Problems —
**A)** In the forum thread, what header name is initially proposed for communicating file mode in webfile?
**B)** Transcribe the part of the forum thread starting with "kstuart commented 3" and going on through "is easily changed.".

--- Selected text ---

I'd also recommend breaking the different steps/sections up into different commits and/or PRs so that they are easier to review + merge.

kstuart commented 3 years ago

Draft PRs submitted, as I wrote this on the hoof I'll not be adding any further functionality for now but focusing on exploratory testing and authoring tests, probably not till the weekend though.

For anyone wanting to try out the new features you'll need all the related PRs, you should then be able to use the functionality detailed in #7754, testing on Windows would be welcome.

For webfile, as I'm not aware of an existing X- header for communicating file mode I'm initially proposing X-FileMode, this is easily changed.

achingbrain commented 3 years ago

I'm initially proposing X-FileMode

We had to change the js implementation around passing file mode/mtime to the HTTP API - because in the browser you have to use FormData objects to construct requests from multiple Blobs in order to prevent buffering file data into memory. Each Blob you add becomes a multipart part - but you cannot specify per-part headers with the FormData API.

--- Records provided ---

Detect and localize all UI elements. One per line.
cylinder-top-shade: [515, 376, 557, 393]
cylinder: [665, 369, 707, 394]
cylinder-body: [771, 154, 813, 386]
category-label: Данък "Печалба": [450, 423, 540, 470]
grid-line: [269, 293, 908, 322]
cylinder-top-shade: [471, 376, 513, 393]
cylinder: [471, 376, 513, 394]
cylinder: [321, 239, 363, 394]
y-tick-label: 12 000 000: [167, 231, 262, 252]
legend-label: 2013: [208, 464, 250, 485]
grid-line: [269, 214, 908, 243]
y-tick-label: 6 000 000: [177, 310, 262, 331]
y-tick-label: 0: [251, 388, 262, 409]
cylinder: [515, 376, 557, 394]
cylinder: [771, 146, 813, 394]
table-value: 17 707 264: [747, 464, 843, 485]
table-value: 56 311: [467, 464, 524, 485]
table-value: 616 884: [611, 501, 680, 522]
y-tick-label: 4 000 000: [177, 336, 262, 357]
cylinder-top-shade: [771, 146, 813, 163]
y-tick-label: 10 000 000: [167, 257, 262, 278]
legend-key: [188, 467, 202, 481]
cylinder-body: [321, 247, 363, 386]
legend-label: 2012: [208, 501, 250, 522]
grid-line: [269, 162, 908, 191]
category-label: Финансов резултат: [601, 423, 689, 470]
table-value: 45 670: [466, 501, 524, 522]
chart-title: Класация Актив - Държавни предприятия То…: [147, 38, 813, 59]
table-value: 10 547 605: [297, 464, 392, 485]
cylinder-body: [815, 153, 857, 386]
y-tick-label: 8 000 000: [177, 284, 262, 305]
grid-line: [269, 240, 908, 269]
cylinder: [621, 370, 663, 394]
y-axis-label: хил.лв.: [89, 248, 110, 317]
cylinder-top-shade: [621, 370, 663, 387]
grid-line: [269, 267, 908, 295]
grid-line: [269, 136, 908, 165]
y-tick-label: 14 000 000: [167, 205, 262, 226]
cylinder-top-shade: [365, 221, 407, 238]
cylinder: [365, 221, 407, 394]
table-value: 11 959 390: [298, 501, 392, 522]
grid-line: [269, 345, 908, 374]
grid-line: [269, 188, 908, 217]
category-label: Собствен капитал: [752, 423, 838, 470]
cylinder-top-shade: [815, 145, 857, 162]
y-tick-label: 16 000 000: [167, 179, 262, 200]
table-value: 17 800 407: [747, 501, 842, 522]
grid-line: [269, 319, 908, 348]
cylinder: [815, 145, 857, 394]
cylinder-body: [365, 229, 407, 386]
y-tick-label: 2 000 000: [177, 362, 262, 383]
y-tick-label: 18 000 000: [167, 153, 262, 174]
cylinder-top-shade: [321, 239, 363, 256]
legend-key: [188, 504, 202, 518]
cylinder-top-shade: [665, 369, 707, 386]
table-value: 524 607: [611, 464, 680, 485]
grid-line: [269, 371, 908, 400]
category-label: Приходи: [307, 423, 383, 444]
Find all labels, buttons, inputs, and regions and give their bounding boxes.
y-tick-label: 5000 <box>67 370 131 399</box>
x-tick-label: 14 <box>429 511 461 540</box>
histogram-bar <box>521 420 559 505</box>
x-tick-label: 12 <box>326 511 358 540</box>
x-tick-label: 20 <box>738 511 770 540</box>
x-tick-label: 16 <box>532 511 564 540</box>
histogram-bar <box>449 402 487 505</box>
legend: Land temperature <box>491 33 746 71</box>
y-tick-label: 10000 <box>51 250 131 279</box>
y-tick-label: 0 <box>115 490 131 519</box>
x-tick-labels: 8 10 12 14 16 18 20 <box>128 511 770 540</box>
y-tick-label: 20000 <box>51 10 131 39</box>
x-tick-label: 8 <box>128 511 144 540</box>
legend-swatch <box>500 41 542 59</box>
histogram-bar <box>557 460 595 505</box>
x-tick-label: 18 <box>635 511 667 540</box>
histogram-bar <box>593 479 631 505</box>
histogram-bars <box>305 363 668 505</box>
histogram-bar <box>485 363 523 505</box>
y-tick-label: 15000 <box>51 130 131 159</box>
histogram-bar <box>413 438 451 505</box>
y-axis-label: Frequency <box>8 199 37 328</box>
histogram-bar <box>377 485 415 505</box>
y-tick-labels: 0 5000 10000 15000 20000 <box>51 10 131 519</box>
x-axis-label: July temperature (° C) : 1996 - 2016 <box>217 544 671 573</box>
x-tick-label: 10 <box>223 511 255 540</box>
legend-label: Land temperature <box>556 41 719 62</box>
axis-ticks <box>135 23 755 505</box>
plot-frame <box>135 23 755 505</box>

---

Responses for each task —
**A)** X-FileMode

**B)**
kstuart commented 3 years ago

Draft PRs submitted, as I wrote this on the hoof I'll not be adding any further functionality for now but focusing on exploratory testing and authoring tests, probably not till the weekend though.

For anyone wanting to try out the new features you'll need all the related PRs, you should then be able to use the functionality detailed in #7754, testing on Windows would be welcome.

For webfile, as I'm not aware of an existing X- header for communicating file mode I'm initially proposing X-FileMode, this is easily changed.